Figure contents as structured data
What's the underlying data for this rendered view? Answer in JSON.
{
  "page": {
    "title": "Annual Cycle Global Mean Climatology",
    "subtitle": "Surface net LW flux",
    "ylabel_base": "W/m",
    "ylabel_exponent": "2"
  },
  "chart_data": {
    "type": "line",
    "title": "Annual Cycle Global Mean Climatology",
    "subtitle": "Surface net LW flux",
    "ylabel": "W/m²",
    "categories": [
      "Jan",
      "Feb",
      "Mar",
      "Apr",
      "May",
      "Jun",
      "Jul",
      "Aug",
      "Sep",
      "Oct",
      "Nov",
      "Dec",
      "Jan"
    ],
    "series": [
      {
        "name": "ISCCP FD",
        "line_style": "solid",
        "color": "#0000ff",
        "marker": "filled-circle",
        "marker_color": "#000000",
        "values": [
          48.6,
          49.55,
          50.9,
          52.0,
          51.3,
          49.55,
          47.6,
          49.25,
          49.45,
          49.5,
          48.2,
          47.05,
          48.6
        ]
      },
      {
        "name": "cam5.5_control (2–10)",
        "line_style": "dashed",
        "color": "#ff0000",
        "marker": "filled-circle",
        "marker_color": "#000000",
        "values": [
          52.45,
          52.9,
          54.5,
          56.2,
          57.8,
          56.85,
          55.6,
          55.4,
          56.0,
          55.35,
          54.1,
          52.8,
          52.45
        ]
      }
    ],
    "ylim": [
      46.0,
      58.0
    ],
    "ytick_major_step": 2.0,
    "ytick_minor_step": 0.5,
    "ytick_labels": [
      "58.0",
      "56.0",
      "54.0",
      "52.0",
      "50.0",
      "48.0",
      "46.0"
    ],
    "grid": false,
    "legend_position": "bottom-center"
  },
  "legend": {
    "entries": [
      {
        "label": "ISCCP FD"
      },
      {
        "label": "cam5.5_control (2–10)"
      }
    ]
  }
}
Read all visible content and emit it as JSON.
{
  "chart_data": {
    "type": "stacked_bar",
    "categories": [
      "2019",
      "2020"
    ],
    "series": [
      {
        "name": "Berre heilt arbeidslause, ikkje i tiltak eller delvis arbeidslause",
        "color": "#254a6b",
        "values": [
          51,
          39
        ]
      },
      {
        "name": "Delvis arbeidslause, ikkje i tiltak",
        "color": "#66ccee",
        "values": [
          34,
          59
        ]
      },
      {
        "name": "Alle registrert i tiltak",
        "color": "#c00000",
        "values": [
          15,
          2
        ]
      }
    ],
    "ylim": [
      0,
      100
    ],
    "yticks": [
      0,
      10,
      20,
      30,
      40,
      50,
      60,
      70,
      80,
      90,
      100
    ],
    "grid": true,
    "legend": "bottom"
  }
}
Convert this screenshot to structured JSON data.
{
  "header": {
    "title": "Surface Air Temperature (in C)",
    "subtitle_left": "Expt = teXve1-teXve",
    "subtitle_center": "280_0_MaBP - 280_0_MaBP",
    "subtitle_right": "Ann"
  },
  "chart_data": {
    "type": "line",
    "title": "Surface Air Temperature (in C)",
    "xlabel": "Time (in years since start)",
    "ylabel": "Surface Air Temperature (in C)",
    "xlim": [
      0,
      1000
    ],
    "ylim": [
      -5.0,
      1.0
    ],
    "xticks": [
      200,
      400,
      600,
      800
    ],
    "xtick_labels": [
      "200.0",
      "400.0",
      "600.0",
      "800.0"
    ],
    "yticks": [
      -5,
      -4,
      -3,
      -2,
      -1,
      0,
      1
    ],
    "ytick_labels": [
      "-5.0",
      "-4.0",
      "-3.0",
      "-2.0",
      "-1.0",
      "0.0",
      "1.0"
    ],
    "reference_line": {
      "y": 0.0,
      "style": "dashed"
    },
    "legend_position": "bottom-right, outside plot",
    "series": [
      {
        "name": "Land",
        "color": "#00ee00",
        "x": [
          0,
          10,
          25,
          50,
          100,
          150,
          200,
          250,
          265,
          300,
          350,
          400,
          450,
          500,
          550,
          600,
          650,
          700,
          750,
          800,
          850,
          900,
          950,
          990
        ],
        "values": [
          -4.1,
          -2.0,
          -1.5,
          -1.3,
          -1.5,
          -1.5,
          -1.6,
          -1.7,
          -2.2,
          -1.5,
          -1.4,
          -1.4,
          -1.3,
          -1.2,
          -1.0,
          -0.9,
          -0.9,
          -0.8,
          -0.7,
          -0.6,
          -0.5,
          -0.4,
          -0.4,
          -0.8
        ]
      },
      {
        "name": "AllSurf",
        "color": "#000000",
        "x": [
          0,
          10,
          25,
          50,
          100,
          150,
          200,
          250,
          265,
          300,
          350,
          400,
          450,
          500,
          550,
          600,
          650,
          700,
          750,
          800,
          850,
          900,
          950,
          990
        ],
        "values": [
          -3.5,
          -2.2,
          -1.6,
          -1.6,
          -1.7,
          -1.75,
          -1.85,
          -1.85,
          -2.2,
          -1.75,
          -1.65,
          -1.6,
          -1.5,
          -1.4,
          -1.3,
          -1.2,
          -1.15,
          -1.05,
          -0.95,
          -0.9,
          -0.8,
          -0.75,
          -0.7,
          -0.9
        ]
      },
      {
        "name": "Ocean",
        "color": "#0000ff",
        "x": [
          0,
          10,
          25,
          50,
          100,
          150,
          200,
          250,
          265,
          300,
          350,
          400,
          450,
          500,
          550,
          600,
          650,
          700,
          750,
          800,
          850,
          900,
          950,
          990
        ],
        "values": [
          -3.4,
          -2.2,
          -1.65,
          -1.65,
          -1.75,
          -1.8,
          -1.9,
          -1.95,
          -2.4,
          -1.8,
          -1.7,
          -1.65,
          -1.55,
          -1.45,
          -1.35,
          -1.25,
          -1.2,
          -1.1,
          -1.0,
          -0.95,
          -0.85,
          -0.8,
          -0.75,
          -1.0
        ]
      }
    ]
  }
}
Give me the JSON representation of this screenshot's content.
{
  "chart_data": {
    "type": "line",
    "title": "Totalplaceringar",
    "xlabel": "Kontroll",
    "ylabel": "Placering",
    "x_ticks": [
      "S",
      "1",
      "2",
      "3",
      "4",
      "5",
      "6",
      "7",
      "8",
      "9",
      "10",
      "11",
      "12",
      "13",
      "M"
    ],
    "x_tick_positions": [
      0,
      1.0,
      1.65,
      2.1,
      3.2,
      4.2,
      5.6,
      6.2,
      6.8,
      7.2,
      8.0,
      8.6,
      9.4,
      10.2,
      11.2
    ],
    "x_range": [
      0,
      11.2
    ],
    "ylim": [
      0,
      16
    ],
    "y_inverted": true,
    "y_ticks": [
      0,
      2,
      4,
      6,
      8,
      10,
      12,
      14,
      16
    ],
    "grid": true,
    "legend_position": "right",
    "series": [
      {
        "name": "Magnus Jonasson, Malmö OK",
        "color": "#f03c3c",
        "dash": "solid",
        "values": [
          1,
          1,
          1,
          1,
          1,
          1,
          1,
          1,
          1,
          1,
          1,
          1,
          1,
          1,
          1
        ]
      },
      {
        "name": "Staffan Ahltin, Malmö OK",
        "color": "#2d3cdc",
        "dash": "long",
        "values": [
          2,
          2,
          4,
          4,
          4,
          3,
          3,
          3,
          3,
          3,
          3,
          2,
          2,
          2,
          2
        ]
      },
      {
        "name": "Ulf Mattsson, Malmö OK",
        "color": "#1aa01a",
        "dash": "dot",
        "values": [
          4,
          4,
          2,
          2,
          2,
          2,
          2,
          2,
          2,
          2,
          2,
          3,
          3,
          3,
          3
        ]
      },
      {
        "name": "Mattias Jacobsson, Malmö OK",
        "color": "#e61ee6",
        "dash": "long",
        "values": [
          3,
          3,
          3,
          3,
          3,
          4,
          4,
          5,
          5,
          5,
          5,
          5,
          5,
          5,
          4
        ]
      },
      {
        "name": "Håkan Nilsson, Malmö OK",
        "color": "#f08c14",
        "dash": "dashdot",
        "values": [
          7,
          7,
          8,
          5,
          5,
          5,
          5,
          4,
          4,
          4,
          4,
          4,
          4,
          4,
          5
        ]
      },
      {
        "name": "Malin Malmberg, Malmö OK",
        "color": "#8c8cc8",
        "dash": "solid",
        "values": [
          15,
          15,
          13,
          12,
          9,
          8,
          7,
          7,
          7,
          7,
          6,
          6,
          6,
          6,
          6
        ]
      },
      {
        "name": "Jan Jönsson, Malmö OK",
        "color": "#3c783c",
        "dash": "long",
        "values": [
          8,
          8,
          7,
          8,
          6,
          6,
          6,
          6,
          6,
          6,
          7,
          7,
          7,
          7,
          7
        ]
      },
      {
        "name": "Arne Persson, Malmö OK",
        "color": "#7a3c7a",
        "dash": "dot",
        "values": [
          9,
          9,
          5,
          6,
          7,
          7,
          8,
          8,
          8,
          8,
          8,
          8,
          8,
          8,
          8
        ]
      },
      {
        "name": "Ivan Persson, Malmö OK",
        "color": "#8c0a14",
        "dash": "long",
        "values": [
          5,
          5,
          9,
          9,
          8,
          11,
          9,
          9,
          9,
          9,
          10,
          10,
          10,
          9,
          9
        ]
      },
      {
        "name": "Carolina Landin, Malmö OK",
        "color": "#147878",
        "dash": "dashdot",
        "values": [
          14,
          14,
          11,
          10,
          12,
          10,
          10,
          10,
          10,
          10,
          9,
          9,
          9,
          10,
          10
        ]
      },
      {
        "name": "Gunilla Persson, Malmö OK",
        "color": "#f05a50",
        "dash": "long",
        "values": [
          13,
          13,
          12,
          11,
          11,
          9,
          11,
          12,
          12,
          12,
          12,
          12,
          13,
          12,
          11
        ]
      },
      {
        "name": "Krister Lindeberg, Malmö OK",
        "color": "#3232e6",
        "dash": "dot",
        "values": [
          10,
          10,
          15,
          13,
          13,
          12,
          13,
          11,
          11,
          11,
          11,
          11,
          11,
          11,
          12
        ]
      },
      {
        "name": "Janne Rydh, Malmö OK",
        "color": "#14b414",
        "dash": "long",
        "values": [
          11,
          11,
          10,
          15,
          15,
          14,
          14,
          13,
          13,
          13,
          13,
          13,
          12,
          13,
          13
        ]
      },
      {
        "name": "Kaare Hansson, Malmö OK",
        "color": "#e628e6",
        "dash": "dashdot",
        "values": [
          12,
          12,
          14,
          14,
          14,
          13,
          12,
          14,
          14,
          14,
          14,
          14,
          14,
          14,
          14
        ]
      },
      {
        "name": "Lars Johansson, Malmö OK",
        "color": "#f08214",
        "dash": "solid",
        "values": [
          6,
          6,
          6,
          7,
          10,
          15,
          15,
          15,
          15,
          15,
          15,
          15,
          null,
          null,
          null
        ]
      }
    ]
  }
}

> Exercise details: Give every line of the material that includes the string "screenshot".

> Written answer:
Convert this screenshot to structured JSON data.
Give me the JSON representation of this screenshot's content.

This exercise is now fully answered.